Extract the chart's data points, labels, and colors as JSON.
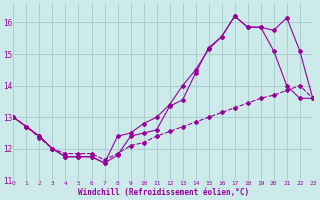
{
  "xlabel": "Windchill (Refroidissement éolien,°C)",
  "bg_color": "#cdeaea",
  "grid_color": "#aacfcf",
  "line_color": "#990099",
  "xlim": [
    0,
    23
  ],
  "ylim": [
    11,
    16.6
  ],
  "yticks": [
    11,
    12,
    13,
    14,
    15,
    16
  ],
  "xticks": [
    0,
    1,
    2,
    3,
    4,
    5,
    6,
    7,
    8,
    9,
    10,
    11,
    12,
    13,
    14,
    15,
    16,
    17,
    18,
    19,
    20,
    21,
    22,
    23
  ],
  "series1_x": [
    0,
    1,
    2,
    3,
    4,
    5,
    6,
    7,
    8,
    9,
    10,
    11,
    12,
    13,
    14,
    15,
    16,
    17,
    18,
    19,
    20,
    21,
    22,
    23
  ],
  "series1_y": [
    13.0,
    12.7,
    12.4,
    12.0,
    11.75,
    11.75,
    11.75,
    11.55,
    11.8,
    12.4,
    12.5,
    12.6,
    13.35,
    13.55,
    14.4,
    15.2,
    15.55,
    16.2,
    15.85,
    15.85,
    15.1,
    14.0,
    13.6,
    13.6
  ],
  "series2_x": [
    0,
    1,
    2,
    3,
    4,
    5,
    6,
    7,
    8,
    9,
    10,
    11,
    12,
    13,
    14,
    15,
    16,
    17,
    18,
    19,
    20,
    21,
    22,
    23
  ],
  "series2_y": [
    13.0,
    12.7,
    12.4,
    12.0,
    11.75,
    11.75,
    11.75,
    11.55,
    12.4,
    12.5,
    12.8,
    13.0,
    13.4,
    14.0,
    14.5,
    15.15,
    15.55,
    16.2,
    15.85,
    15.85,
    15.75,
    16.15,
    15.1,
    13.6
  ],
  "series3_x": [
    0,
    1,
    2,
    3,
    4,
    5,
    6,
    7,
    8,
    9,
    10,
    11,
    12,
    13,
    14,
    15,
    16,
    17,
    18,
    19,
    20,
    21,
    22,
    23
  ],
  "series3_y": [
    13.0,
    12.7,
    12.35,
    12.0,
    11.85,
    11.85,
    11.85,
    11.65,
    11.85,
    12.1,
    12.2,
    12.4,
    12.55,
    12.7,
    12.85,
    13.0,
    13.15,
    13.3,
    13.45,
    13.6,
    13.7,
    13.85,
    14.0,
    13.6
  ]
}
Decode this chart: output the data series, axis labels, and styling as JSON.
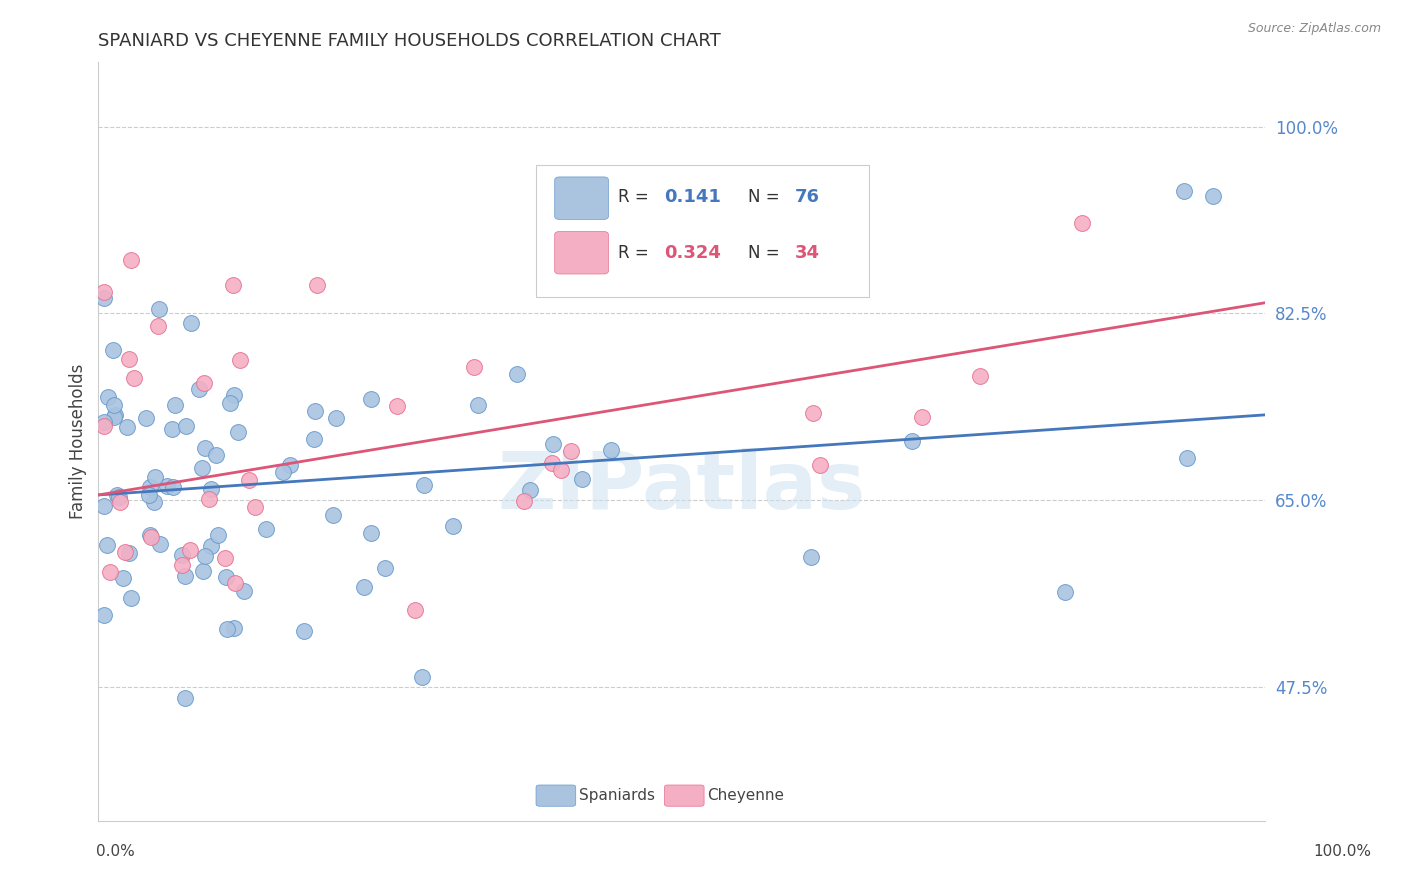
{
  "title": "SPANIARD VS CHEYENNE FAMILY HOUSEHOLDS CORRELATION CHART",
  "source": "Source: ZipAtlas.com",
  "ylabel": "Family Households",
  "ytick_labels": [
    "47.5%",
    "65.0%",
    "82.5%",
    "100.0%"
  ],
  "ytick_values": [
    0.475,
    0.65,
    0.825,
    1.0
  ],
  "xmin": 0.0,
  "xmax": 1.0,
  "ymin": 0.35,
  "ymax": 1.06,
  "spaniard_R": "0.141",
  "spaniard_N": "76",
  "cheyenne_R": "0.324",
  "cheyenne_N": "34",
  "blue_scatter_color": "#aac4e0",
  "pink_scatter_color": "#f4afc4",
  "blue_edge_color": "#6699cc",
  "pink_edge_color": "#e87090",
  "blue_line_color": "#4477bb",
  "pink_line_color": "#dd5577",
  "ytick_color": "#5588cc",
  "grid_color": "#cccccc",
  "watermark_color": "#cce0f0",
  "sp_line_x0": 0.0,
  "sp_line_y0": 0.655,
  "sp_line_x1": 1.0,
  "sp_line_y1": 0.73,
  "ch_line_x0": 0.0,
  "ch_line_y0": 0.655,
  "ch_line_x1": 1.0,
  "ch_line_y1": 0.835
}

Brief
Write out each line again precisely as it appears, skipping every picture.

Exercise result
Extract the chart's data points, labels, and colors as JSON.
{
  "xlabel": "Windchill (Refroidissement éolien,°C)",
  "bg_color": "#cdeaea",
  "grid_color": "#aacfcf",
  "line_color": "#990099",
  "xlim": [
    0,
    23
  ],
  "ylim": [
    11,
    16.6
  ],
  "yticks": [
    11,
    12,
    13,
    14,
    15,
    16
  ],
  "xticks": [
    0,
    1,
    2,
    3,
    4,
    5,
    6,
    7,
    8,
    9,
    10,
    11,
    12,
    13,
    14,
    15,
    16,
    17,
    18,
    19,
    20,
    21,
    22,
    23
  ],
  "series1_x": [
    0,
    1,
    2,
    3,
    4,
    5,
    6,
    7,
    8,
    9,
    10,
    11,
    12,
    13,
    14,
    15,
    16,
    17,
    18,
    19,
    20,
    21,
    22,
    23
  ],
  "series1_y": [
    13.0,
    12.7,
    12.4,
    12.0,
    11.75,
    11.75,
    11.75,
    11.55,
    11.8,
    12.4,
    12.5,
    12.6,
    13.35,
    13.55,
    14.4,
    15.2,
    15.55,
    16.2,
    15.85,
    15.85,
    15.1,
    14.0,
    13.6,
    13.6
  ],
  "series2_x": [
    0,
    1,
    2,
    3,
    4,
    5,
    6,
    7,
    8,
    9,
    10,
    11,
    12,
    13,
    14,
    15,
    16,
    17,
    18,
    19,
    20,
    21,
    22,
    23
  ],
  "series2_y": [
    13.0,
    12.7,
    12.4,
    12.0,
    11.75,
    11.75,
    11.75,
    11.55,
    12.4,
    12.5,
    12.8,
    13.0,
    13.4,
    14.0,
    14.5,
    15.15,
    15.55,
    16.2,
    15.85,
    15.85,
    15.75,
    16.15,
    15.1,
    13.6
  ],
  "series3_x": [
    0,
    1,
    2,
    3,
    4,
    5,
    6,
    7,
    8,
    9,
    10,
    11,
    12,
    13,
    14,
    15,
    16,
    17,
    18,
    19,
    20,
    21,
    22,
    23
  ],
  "series3_y": [
    13.0,
    12.7,
    12.35,
    12.0,
    11.85,
    11.85,
    11.85,
    11.65,
    11.85,
    12.1,
    12.2,
    12.4,
    12.55,
    12.7,
    12.85,
    13.0,
    13.15,
    13.3,
    13.45,
    13.6,
    13.7,
    13.85,
    14.0,
    13.6
  ]
}
Decode this chart: output the data series, axis labels, and styling as JSON.
{
  "title": "SPANIARD VS CHEYENNE FAMILY HOUSEHOLDS CORRELATION CHART",
  "source": "Source: ZipAtlas.com",
  "ylabel": "Family Households",
  "ytick_labels": [
    "47.5%",
    "65.0%",
    "82.5%",
    "100.0%"
  ],
  "ytick_values": [
    0.475,
    0.65,
    0.825,
    1.0
  ],
  "xmin": 0.0,
  "xmax": 1.0,
  "ymin": 0.35,
  "ymax": 1.06,
  "spaniard_R": "0.141",
  "spaniard_N": "76",
  "cheyenne_R": "0.324",
  "cheyenne_N": "34",
  "blue_scatter_color": "#aac4e0",
  "pink_scatter_color": "#f4afc4",
  "blue_edge_color": "#6699cc",
  "pink_edge_color": "#e87090",
  "blue_line_color": "#4477bb",
  "pink_line_color": "#dd5577",
  "ytick_color": "#5588cc",
  "grid_color": "#cccccc",
  "watermark_color": "#cce0f0",
  "sp_line_x0": 0.0,
  "sp_line_y0": 0.655,
  "sp_line_x1": 1.0,
  "sp_line_y1": 0.73,
  "ch_line_x0": 0.0,
  "ch_line_y0": 0.655,
  "ch_line_x1": 1.0,
  "ch_line_y1": 0.835
}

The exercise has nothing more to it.